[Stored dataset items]
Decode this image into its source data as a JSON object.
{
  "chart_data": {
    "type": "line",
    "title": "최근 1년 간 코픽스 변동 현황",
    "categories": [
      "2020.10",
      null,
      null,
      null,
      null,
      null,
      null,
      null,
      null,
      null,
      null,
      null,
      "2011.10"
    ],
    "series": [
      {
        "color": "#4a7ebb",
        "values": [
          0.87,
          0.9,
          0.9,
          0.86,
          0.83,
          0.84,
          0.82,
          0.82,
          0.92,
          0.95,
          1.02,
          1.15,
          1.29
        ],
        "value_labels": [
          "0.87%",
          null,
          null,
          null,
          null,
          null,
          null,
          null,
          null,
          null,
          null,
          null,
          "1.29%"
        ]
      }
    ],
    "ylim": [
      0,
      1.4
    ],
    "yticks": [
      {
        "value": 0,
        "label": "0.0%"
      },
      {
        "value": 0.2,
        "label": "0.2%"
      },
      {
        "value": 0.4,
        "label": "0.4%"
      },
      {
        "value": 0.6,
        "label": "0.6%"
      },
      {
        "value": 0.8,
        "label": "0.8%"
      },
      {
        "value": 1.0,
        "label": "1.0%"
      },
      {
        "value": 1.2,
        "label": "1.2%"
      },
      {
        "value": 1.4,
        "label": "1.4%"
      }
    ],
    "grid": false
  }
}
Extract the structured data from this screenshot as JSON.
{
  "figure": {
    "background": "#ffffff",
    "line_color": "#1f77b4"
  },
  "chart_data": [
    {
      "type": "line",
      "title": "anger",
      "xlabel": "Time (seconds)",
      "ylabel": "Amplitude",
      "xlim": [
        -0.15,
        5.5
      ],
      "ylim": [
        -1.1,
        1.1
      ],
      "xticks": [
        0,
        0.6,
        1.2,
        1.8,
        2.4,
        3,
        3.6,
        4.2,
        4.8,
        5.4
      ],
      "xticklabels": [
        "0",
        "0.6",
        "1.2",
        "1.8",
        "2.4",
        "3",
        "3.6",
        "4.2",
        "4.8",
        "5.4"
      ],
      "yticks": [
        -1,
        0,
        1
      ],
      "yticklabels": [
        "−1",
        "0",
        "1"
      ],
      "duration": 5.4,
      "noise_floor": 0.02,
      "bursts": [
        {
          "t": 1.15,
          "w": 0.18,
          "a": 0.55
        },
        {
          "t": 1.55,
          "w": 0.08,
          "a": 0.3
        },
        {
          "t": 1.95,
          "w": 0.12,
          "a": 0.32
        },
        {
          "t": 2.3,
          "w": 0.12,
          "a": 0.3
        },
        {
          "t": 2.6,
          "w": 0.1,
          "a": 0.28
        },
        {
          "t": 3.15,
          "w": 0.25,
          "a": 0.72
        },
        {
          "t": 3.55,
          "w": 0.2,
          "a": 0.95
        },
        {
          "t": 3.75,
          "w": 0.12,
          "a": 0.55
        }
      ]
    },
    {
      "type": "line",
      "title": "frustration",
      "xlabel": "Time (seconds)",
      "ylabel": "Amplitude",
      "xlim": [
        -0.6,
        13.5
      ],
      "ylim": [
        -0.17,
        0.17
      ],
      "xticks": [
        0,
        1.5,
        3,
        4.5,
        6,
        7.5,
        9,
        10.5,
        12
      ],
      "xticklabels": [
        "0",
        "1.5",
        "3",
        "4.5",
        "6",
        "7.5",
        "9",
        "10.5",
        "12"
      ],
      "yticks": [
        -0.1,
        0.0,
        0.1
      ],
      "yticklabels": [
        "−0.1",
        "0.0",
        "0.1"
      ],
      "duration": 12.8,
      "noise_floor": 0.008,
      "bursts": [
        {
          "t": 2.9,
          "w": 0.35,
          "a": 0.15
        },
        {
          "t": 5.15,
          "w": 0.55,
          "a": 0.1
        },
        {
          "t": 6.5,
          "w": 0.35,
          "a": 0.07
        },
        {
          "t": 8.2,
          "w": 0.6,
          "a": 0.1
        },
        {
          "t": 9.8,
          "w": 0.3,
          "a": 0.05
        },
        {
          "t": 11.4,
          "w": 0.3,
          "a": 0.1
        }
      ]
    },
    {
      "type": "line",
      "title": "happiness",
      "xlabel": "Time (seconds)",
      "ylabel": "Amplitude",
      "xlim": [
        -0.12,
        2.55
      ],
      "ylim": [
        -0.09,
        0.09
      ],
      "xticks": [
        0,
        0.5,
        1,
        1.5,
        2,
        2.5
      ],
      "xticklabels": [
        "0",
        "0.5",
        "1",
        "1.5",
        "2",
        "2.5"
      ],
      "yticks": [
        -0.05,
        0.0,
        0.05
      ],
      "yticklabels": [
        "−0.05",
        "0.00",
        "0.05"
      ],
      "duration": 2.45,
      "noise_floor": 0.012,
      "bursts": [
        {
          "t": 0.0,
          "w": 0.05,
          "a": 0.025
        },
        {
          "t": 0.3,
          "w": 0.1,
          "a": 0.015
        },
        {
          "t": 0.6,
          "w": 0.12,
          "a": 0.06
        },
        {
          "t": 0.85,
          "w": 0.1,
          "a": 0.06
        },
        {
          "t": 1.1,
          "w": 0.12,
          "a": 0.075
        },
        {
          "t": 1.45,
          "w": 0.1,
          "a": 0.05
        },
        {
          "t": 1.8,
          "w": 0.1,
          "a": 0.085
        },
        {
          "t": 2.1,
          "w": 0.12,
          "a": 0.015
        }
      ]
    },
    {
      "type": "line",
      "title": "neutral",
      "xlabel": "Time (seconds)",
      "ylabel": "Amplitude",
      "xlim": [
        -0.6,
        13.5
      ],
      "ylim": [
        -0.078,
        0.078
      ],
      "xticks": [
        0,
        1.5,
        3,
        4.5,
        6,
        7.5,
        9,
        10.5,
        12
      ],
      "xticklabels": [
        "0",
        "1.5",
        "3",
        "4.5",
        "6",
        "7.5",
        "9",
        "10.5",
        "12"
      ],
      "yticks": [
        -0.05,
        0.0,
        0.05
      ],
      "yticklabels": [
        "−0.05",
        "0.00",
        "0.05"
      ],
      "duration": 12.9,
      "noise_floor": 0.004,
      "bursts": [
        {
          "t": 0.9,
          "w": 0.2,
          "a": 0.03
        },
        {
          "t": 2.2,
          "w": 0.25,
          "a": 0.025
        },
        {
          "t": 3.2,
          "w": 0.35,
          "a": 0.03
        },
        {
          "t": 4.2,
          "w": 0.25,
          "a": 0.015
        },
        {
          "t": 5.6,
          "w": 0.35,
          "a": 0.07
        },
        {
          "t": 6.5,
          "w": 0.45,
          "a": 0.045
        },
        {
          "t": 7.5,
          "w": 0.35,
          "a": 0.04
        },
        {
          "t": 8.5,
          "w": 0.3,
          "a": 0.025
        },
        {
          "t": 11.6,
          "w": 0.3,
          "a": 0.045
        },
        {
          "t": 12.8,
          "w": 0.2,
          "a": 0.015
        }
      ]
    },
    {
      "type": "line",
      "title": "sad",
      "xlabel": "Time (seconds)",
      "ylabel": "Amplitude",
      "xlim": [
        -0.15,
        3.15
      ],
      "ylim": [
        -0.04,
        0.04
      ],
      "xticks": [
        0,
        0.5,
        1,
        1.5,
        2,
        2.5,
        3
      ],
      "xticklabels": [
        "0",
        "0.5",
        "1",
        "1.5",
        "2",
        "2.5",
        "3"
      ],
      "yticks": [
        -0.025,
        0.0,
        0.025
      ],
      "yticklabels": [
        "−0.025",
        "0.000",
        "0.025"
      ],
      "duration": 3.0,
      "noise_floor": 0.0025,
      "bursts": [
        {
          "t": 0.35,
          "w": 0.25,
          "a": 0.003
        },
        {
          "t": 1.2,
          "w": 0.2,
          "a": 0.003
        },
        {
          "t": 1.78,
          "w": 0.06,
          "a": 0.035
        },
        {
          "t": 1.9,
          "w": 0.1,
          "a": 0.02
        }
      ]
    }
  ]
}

## Direction
Which lines of the data above contain "title"? Copy each one.

## Completed task
    "title": "최근 1년 간 코픽스 변동 현황",
      "title": "anger",
      "title": "frustration",
      "title": "happiness",
      "title": "neutral",
      "title": "sad",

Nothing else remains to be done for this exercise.